## TASK PROMPT:
Copy out each line featuring the string "date" from the entries beneath.

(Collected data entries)

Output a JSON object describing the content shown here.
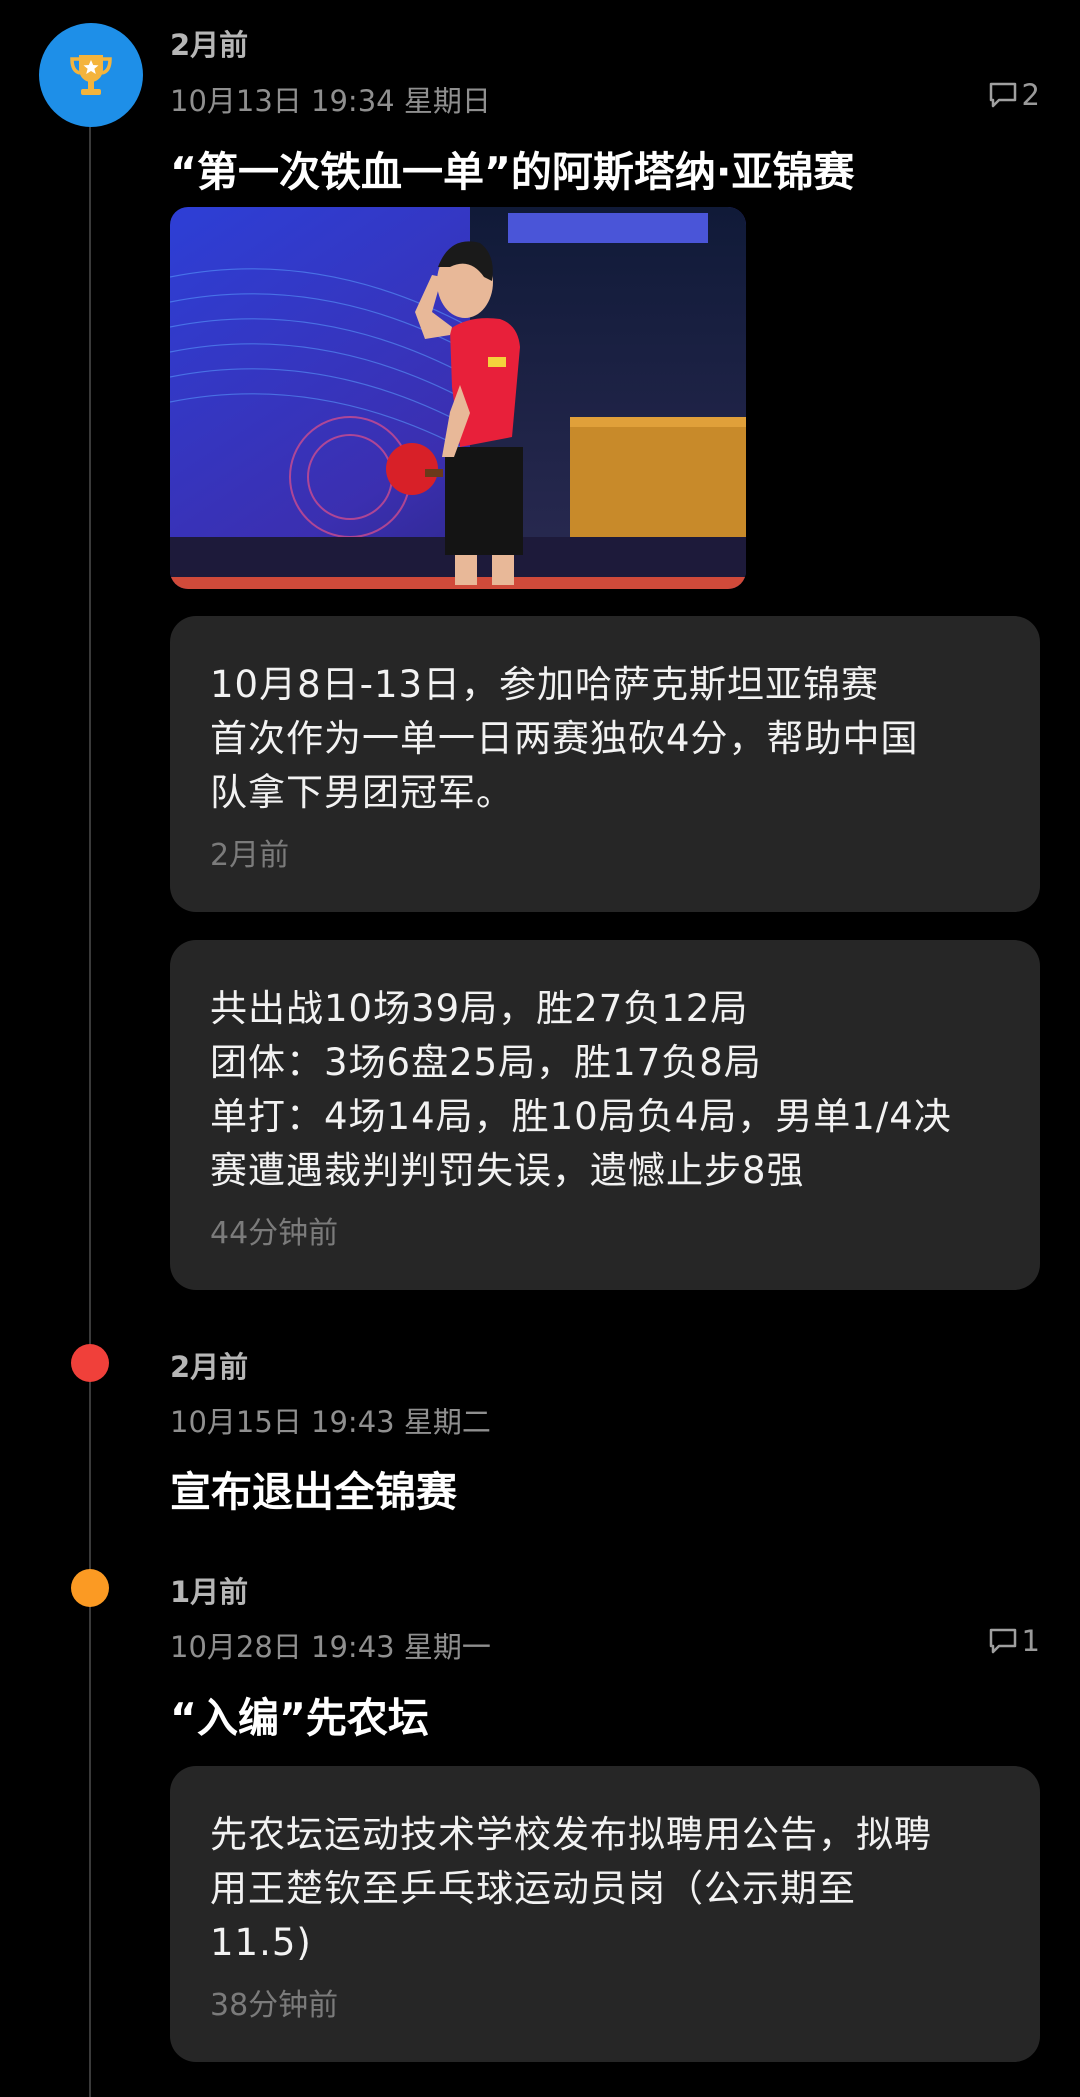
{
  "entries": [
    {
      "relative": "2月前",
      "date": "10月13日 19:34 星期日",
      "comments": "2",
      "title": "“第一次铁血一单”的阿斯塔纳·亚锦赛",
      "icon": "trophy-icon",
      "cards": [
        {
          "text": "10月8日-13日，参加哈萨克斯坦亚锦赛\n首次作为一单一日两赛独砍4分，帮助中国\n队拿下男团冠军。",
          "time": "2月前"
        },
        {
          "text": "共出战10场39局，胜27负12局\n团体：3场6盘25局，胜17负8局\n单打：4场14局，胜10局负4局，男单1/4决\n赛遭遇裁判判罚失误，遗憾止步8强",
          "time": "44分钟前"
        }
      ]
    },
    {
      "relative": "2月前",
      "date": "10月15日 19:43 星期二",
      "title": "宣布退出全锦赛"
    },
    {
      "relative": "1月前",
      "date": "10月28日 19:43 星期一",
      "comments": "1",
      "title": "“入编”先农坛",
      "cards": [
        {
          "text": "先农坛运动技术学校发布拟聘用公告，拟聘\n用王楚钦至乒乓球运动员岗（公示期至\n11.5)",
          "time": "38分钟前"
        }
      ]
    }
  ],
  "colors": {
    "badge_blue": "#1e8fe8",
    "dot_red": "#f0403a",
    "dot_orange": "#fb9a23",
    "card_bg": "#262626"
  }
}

## RESPONSE TO THE TASK:
      "date": "10月13日 19:34 星期日",
      "date": "10月15日 19:43 星期二",
      "date": "10月28日 19:43 星期一",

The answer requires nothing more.